··· Dataset extract

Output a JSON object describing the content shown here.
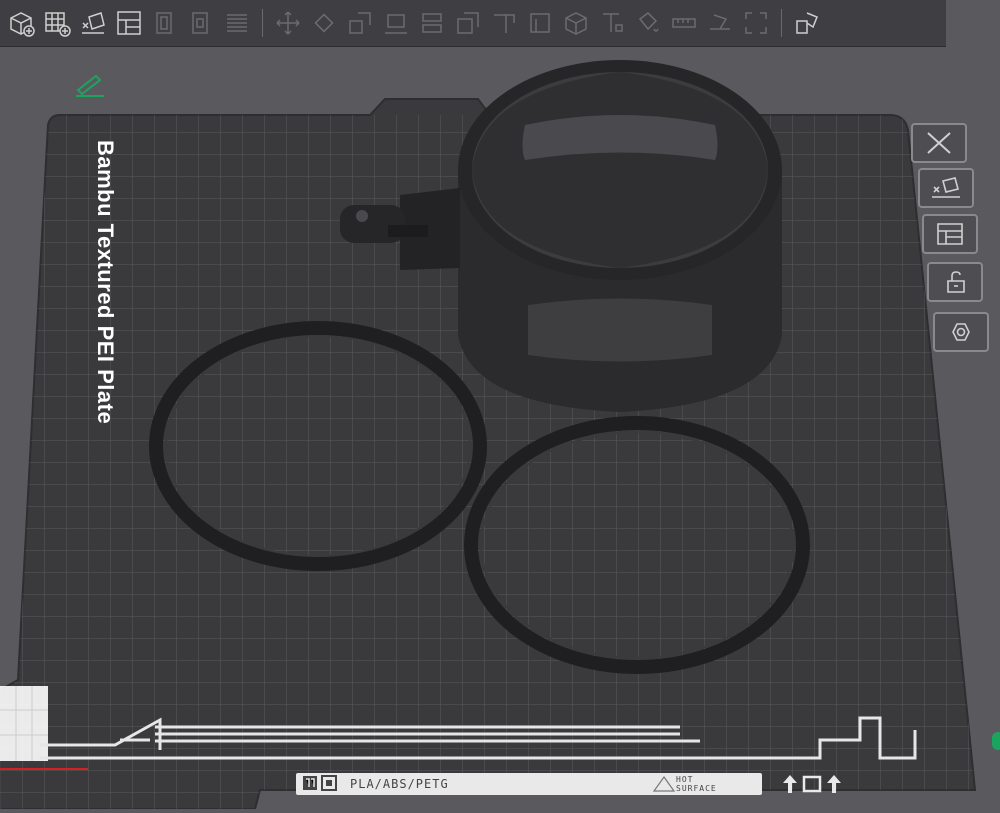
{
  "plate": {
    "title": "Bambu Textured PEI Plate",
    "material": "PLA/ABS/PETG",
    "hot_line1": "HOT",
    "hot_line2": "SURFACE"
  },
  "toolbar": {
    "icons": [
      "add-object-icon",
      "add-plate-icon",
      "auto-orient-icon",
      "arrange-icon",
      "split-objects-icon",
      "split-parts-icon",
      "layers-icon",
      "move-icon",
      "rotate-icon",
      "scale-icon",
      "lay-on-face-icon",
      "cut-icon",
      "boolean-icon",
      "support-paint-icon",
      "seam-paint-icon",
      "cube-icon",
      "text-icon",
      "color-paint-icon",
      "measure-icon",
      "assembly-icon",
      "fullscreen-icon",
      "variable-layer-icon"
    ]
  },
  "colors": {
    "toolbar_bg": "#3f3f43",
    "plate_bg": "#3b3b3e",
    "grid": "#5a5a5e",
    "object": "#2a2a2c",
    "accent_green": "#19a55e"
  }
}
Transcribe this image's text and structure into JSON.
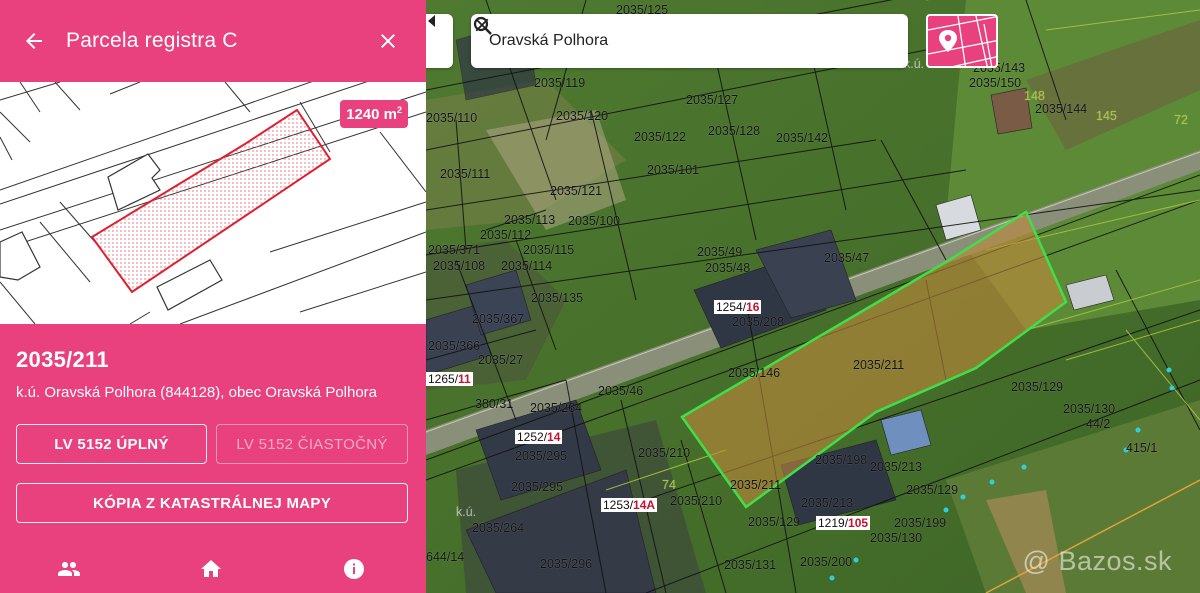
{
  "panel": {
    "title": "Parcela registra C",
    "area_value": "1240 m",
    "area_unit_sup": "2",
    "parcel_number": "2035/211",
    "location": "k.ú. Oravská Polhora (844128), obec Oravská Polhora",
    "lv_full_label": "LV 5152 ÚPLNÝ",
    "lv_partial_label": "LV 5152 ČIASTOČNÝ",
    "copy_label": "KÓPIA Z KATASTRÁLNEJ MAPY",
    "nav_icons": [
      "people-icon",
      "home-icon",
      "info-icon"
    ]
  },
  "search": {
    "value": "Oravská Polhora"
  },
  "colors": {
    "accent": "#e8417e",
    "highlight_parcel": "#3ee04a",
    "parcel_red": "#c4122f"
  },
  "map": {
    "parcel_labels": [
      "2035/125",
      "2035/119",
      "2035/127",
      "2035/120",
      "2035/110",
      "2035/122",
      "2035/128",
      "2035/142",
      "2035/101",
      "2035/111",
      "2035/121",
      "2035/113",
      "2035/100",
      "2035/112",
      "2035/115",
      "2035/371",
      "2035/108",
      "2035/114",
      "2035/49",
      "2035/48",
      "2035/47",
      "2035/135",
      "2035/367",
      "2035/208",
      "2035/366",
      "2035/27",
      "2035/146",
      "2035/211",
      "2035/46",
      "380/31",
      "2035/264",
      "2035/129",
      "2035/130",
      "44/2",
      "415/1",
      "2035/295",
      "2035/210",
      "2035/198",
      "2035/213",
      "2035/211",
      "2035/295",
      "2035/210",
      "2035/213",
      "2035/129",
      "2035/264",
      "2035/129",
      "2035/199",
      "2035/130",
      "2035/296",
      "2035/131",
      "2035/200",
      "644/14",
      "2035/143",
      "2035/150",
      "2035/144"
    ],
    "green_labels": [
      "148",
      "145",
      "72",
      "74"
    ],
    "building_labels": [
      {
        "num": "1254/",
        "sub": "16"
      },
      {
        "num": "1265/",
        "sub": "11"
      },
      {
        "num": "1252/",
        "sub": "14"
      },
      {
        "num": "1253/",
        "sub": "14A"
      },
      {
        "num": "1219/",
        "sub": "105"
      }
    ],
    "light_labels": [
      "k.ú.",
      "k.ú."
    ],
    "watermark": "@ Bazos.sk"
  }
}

······

Restate the data above word for word. Skip every picture.

◆ **Complete response**
Output a JSON object describing the content shown here.
{
  "plate": {
    "title": "Bambu Textured PEI Plate",
    "material": "PLA/ABS/PETG",
    "hot_line1": "HOT",
    "hot_line2": "SURFACE"
  },
  "toolbar": {
    "icons": [
      "add-object-icon",
      "add-plate-icon",
      "auto-orient-icon",
      "arrange-icon",
      "split-objects-icon",
      "split-parts-icon",
      "layers-icon",
      "move-icon",
      "rotate-icon",
      "scale-icon",
      "lay-on-face-icon",
      "cut-icon",
      "boolean-icon",
      "support-paint-icon",
      "seam-paint-icon",
      "cube-icon",
      "text-icon",
      "color-paint-icon",
      "measure-icon",
      "assembly-icon",
      "fullscreen-icon",
      "variable-layer-icon"
    ]
  },
  "colors": {
    "toolbar_bg": "#3f3f43",
    "plate_bg": "#3b3b3e",
    "grid": "#5a5a5e",
    "object": "#2a2a2c",
    "accent_green": "#19a55e"
  }
}
Transcribe this image's text and structure into JSON.
{
  "panel": {
    "title": "Parcela registra C",
    "area_value": "1240 m",
    "area_unit_sup": "2",
    "parcel_number": "2035/211",
    "location": "k.ú. Oravská Polhora (844128), obec Oravská Polhora",
    "lv_full_label": "LV 5152 ÚPLNÝ",
    "lv_partial_label": "LV 5152 ČIASTOČNÝ",
    "copy_label": "KÓPIA Z KATASTRÁLNEJ MAPY",
    "nav_icons": [
      "people-icon",
      "home-icon",
      "info-icon"
    ]
  },
  "search": {
    "value": "Oravská Polhora"
  },
  "colors": {
    "accent": "#e8417e",
    "highlight_parcel": "#3ee04a",
    "parcel_red": "#c4122f"
  },
  "map": {
    "parcel_labels": [
      "2035/125",
      "2035/119",
      "2035/127",
      "2035/120",
      "2035/110",
      "2035/122",
      "2035/128",
      "2035/142",
      "2035/101",
      "2035/111",
      "2035/121",
      "2035/113",
      "2035/100",
      "2035/112",
      "2035/115",
      "2035/371",
      "2035/108",
      "2035/114",
      "2035/49",
      "2035/48",
      "2035/47",
      "2035/135",
      "2035/367",
      "2035/208",
      "2035/366",
      "2035/27",
      "2035/146",
      "2035/211",
      "2035/46",
      "380/31",
      "2035/264",
      "2035/129",
      "2035/130",
      "44/2",
      "415/1",
      "2035/295",
      "2035/210",
      "2035/198",
      "2035/213",
      "2035/211",
      "2035/295",
      "2035/210",
      "2035/213",
      "2035/129",
      "2035/264",
      "2035/129",
      "2035/199",
      "2035/130",
      "2035/296",
      "2035/131",
      "2035/200",
      "644/14",
      "2035/143",
      "2035/150",
      "2035/144"
    ],
    "green_labels": [
      "148",
      "145",
      "72",
      "74"
    ],
    "building_labels": [
      {
        "num": "1254/",
        "sub": "16"
      },
      {
        "num": "1265/",
        "sub": "11"
      },
      {
        "num": "1252/",
        "sub": "14"
      },
      {
        "num": "1253/",
        "sub": "14A"
      },
      {
        "num": "1219/",
        "sub": "105"
      }
    ],
    "light_labels": [
      "k.ú.",
      "k.ú."
    ],
    "watermark": "@ Bazos.sk"
  }
}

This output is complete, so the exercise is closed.